Saved data entries:
#####

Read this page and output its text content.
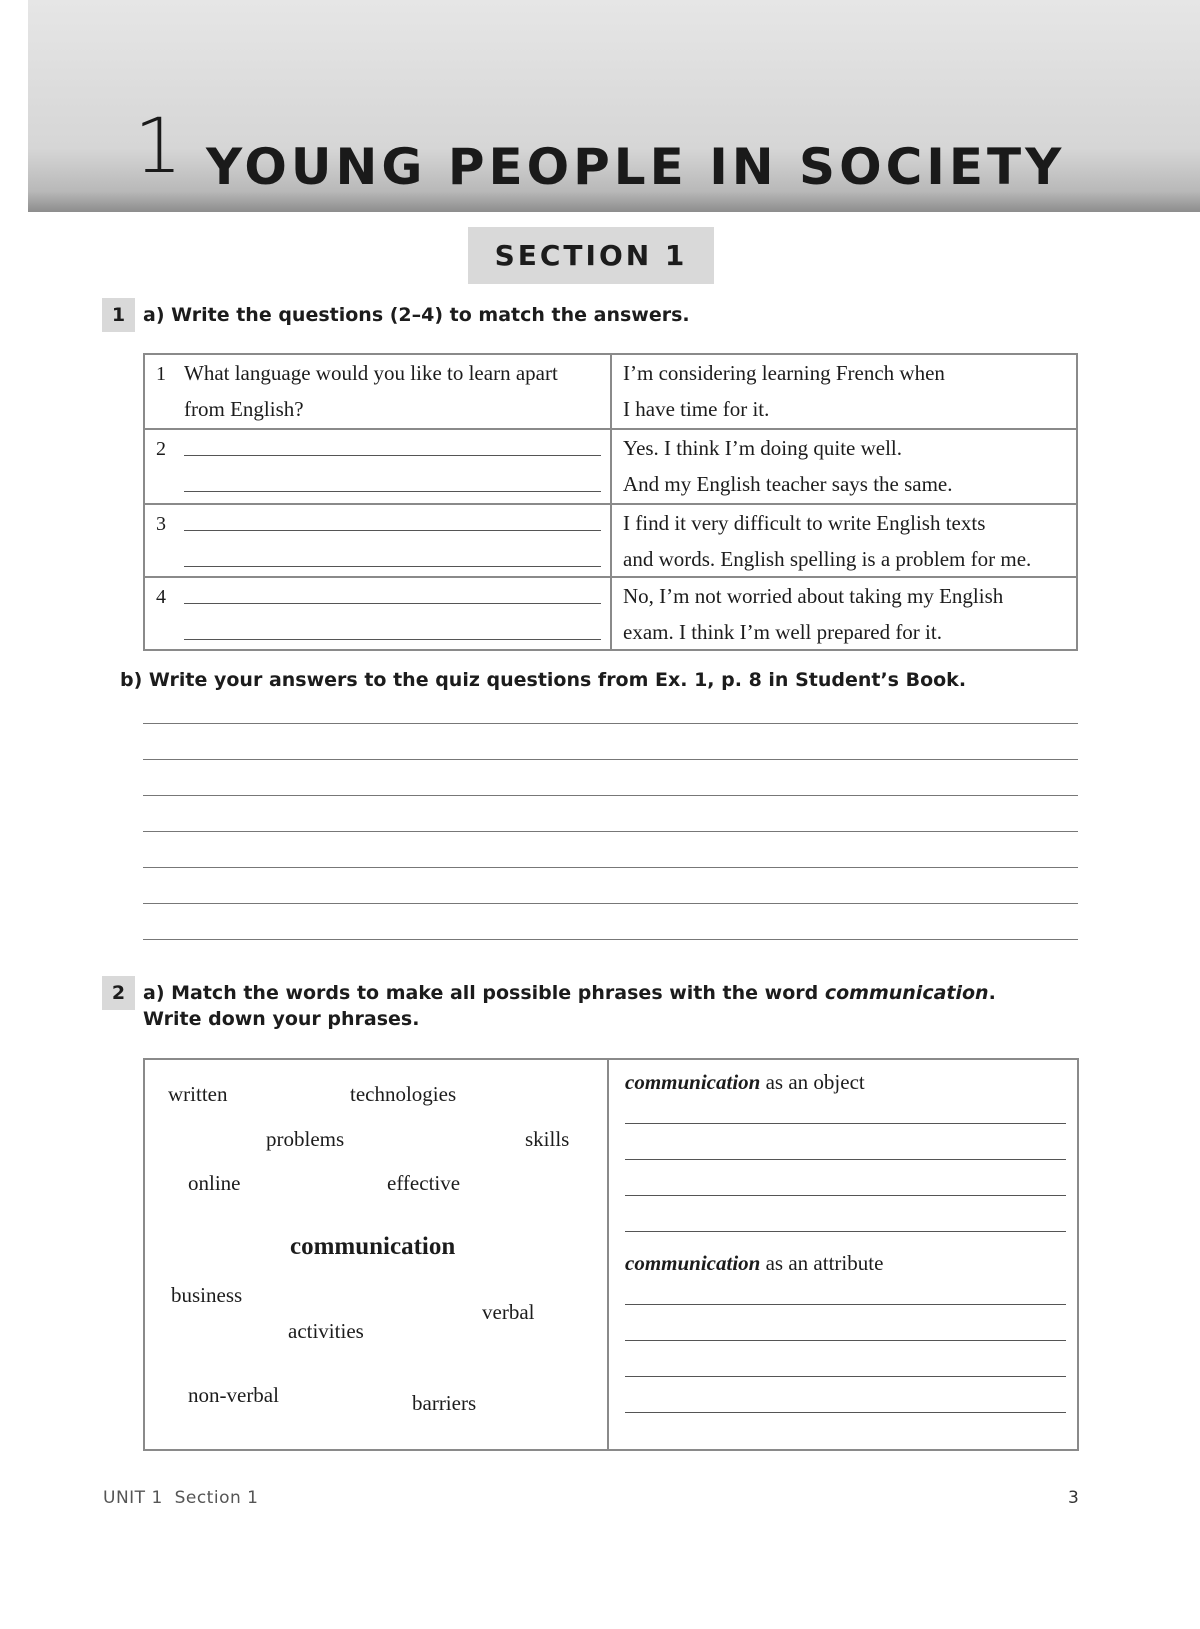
1 YOUNG PEOPLE IN SOCIETY
SECTION 1
1 a) Write the questions (2–4) to match the answers.
1 What language would you like to learn apart from English?
I’m considering learning French when
I have time for it.
2	Yes. I think I’m doing quite well.
And my English teacher says the same.
3	I find it very difficult to write English texts
and words. English spelling is a problem for me.
4	No, I’m not worried about taking my English
exam. I think I’m well prepared for it.
b) Write your answers to the quiz questions from Ex. 1, p. 8 in Student’s Book.
2 a) Match the words to make all possible phrases with the word communication.
Write down your phrases.
written	technologies
problems	skills
online	effective
communication
business
activities
verbal
non-verbal	barriers
communication as an object
communication as an attribute
UNIT 1  Section 1	3
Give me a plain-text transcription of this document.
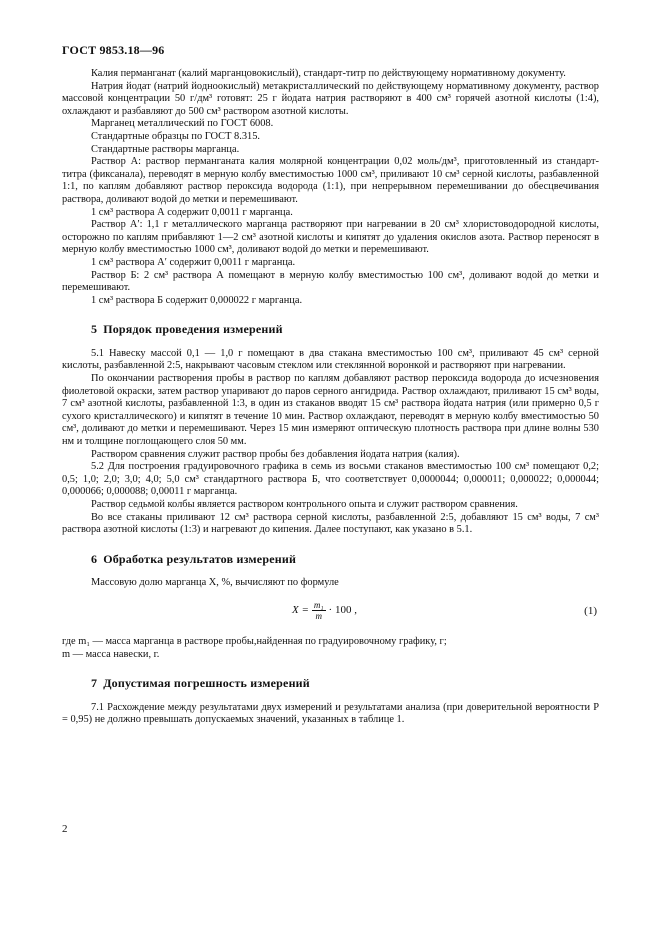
ГОСТ 9853.18—96

Калия перманганат (калий марганцовокислый), стандарт-титр по действующему нормативному документу.

Натрия йодат (натрий йодноокислый) метакристаллический по действующему нормативному документу, раствор массовой концентрации 50 г/дм³ готовят: 25 г йодата натрия растворяют в 400 см³ горячей азотной кислоты (1:4), охлаждают и разбавляют до 500 см³ раствором азотной кислоты.

Марганец металлический по ГОСТ 6008.

Стандартные образцы по ГОСТ 8.315.

Стандартные растворы марганца.

Раствор А: раствор перманганата калия молярной концентрации 0,02 моль/дм³, приготовленный из стандарт-титра (фиксанала), переводят в мерную колбу вместимостью 1000 см³, приливают 10 см³ серной кислоты, разбавленной 1:1, по каплям добавляют раствор пероксида водорода (1:1), при непрерывном перемешивании до обесцвечивания раствора, доливают водой до метки и перемешивают.

1 см³ раствора А содержит 0,0011 г марганца.

Раствор А′: 1,1 г металлического марганца растворяют при нагревании в 20 см³ хлористоводородной кислоты, осторожно по каплям прибавляют 1—2 см³ азотной кислоты и кипятят до удаления окислов азота. Раствор переносят в мерную колбу вместимостью 1000 см³, доливают водой до метки и перемешивают.

1 см³ раствора А′ содержит 0,0011 г марганца.

Раствор Б: 2 см³ раствора А помещают в мерную колбу вместимостью 100 см³, доливают водой до метки и перемешивают.

1 см³ раствора Б содержит 0,000022 г марганца.

5 Порядок проведения измерений

5.1 Навеску массой 0,1 — 1,0 г помещают в два стакана вместимостью 100 см³, приливают 45 см³ серной кислоты, разбавленной 2:5, накрывают часовым стеклом или стеклянной воронкой и растворяют при нагревании.

По окончании растворения пробы в раствор по каплям добавляют раствор пероксида водорода до исчезновения фиолетовой окраски, затем раствор упаривают до паров серного ангидрида. Раствор охлаждают, приливают 15 см³ воды, 7 см³ азотной кислоты, разбавленной 1:3, в один из стаканов вводят 15 см³ раствора йодата натрия (или примерно 0,5 г сухого кристаллического) и кипятят в течение 10 мин. Раствор охлаждают, переводят в мерную колбу вместимостью 50 см³, доливают до метки и перемешивают. Через 15 мин измеряют оптическую плотность раствора при длине волны 530 нм и толщине поглощающего слоя 50 мм.

Раствором сравнения служит раствор пробы без добавления йодата натрия (калия).

5.2 Для построения градуировочного графика в семь из восьми стаканов вместимостью 100 см³ помещают 0,2; 0,5; 1,0; 2,0; 3,0; 4,0; 5,0 см³ стандартного раствора Б, что соответствует 0,0000044; 0,000011; 0,000022; 0,000044; 0,000066; 0,000088; 0,00011 г марганца.

Раствор седьмой колбы является раствором контрольного опыта и служит раствором сравнения.

Во все стаканы приливают 12 см³ раствора серной кислоты, разбавленной 2:5, добавляют 15 см³ воды, 7 см³ раствора азотной кислоты (1:3) и нагревают до кипения. Далее поступают, как указано в 5.1.

6 Обработка результатов измерений

Массовую долю марганца X, %, вычисляют по формуле

$X = \frac{\text{m₁}}{m} \cdot 100$ ,	(1)

где m₁ — масса марганца в растворе пробы,найденная по градуировочному графику, г;

m — масса навески, г.

7 Допустимая погрешность измерений

7.1 Расхождение между результатами двух измерений и результатами анализа (при доверительной вероятности P = 0,95) не должно превышать допускаемых значений, указанных в таблице 1.

2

#####

» **Set problem**:
Reproduce each entry precisely, dropping only the pictures.

» **Problem solution**:
Read this page and output its text content.
1 YOUNG PEOPLE IN SOCIETY
SECTION 1
1 a) Write the questions (2–4) to match the answers.
1 What language would you like to learn apart from English?
I’m considering learning French when
I have time for it.
2	Yes. I think I’m doing quite well.
And my English teacher says the same.
3	I find it very difficult to write English texts
and words. English spelling is a problem for me.
4	No, I’m not worried about taking my English
exam. I think I’m well prepared for it.
b) Write your answers to the quiz questions from Ex. 1, p. 8 in Student’s Book.
2 a) Match the words to make all possible phrases with the word communication.
Write down your phrases.
written	technologies
problems	skills
online	effective
communication
business
activities
verbal
non-verbal	barriers
communication as an object
communication as an attribute
UNIT 1  Section 1	3
Give me a plain-text transcription of this document.
ГОСТ 9853.18—96

Калия перманганат (калий марганцовокислый), стандарт-титр по действующему нормативному документу.

Натрия йодат (натрий йодноокислый) метакристаллический по действующему нормативному документу, раствор массовой концентрации 50 г/дм³ готовят: 25 г йодата натрия растворяют в 400 см³ горячей азотной кислоты (1:4), охлаждают и разбавляют до 500 см³ раствором азотной кислоты.

Марганец металлический по ГОСТ 6008.

Стандартные образцы по ГОСТ 8.315.

Стандартные растворы марганца.

Раствор А: раствор перманганата калия молярной концентрации 0,02 моль/дм³, приготовленный из стандарт-титра (фиксанала), переводят в мерную колбу вместимостью 1000 см³, приливают 10 см³ серной кислоты, разбавленной 1:1, по каплям добавляют раствор пероксида водорода (1:1), при непрерывном перемешивании до обесцвечивания раствора, доливают водой до метки и перемешивают.

1 см³ раствора А содержит 0,0011 г марганца.

Раствор А′: 1,1 г металлического марганца растворяют при нагревании в 20 см³ хлористоводородной кислоты, осторожно по каплям прибавляют 1—2 см³ азотной кислоты и кипятят до удаления окислов азота. Раствор переносят в мерную колбу вместимостью 1000 см³, доливают водой до метки и перемешивают.

1 см³ раствора А′ содержит 0,0011 г марганца.

Раствор Б: 2 см³ раствора А помещают в мерную колбу вместимостью 100 см³, доливают водой до метки и перемешивают.

1 см³ раствора Б содержит 0,000022 г марганца.

5 Порядок проведения измерений

5.1 Навеску массой 0,1 — 1,0 г помещают в два стакана вместимостью 100 см³, приливают 45 см³ серной кислоты, разбавленной 2:5, накрывают часовым стеклом или стеклянной воронкой и растворяют при нагревании.

По окончании растворения пробы в раствор по каплям добавляют раствор пероксида водорода до исчезновения фиолетовой окраски, затем раствор упаривают до паров серного ангидрида. Раствор охлаждают, приливают 15 см³ воды, 7 см³ азотной кислоты, разбавленной 1:3, в один из стаканов вводят 15 см³ раствора йодата натрия (или примерно 0,5 г сухого кристаллического) и кипятят в течение 10 мин. Раствор охлаждают, переводят в мерную колбу вместимостью 50 см³, доливают до метки и перемешивают. Через 15 мин измеряют оптическую плотность раствора при длине волны 530 нм и толщине поглощающего слоя 50 мм.

Раствором сравнения служит раствор пробы без добавления йодата натрия (калия).

5.2 Для построения градуировочного графика в семь из восьми стаканов вместимостью 100 см³ помещают 0,2; 0,5; 1,0; 2,0; 3,0; 4,0; 5,0 см³ стандартного раствора Б, что соответствует 0,0000044; 0,000011; 0,000022; 0,000044; 0,000066; 0,000088; 0,00011 г марганца.

Раствор седьмой колбы является раствором контрольного опыта и служит раствором сравнения.

Во все стаканы приливают 12 см³ раствора серной кислоты, разбавленной 2:5, добавляют 15 см³ воды, 7 см³ раствора азотной кислоты (1:3) и нагревают до кипения. Далее поступают, как указано в 5.1.

6 Обработка результатов измерений

Массовую долю марганца X, %, вычисляют по формуле

$X = \frac{\text{m₁}}{m} \cdot 100$ ,	(1)

где m₁ — масса марганца в растворе пробы,найденная по градуировочному графику, г;

m — масса навески, г.

7 Допустимая погрешность измерений

7.1 Расхождение между результатами двух измерений и результатами анализа (при доверительной вероятности P = 0,95) не должно превышать допускаемых значений, указанных в таблице 1.

2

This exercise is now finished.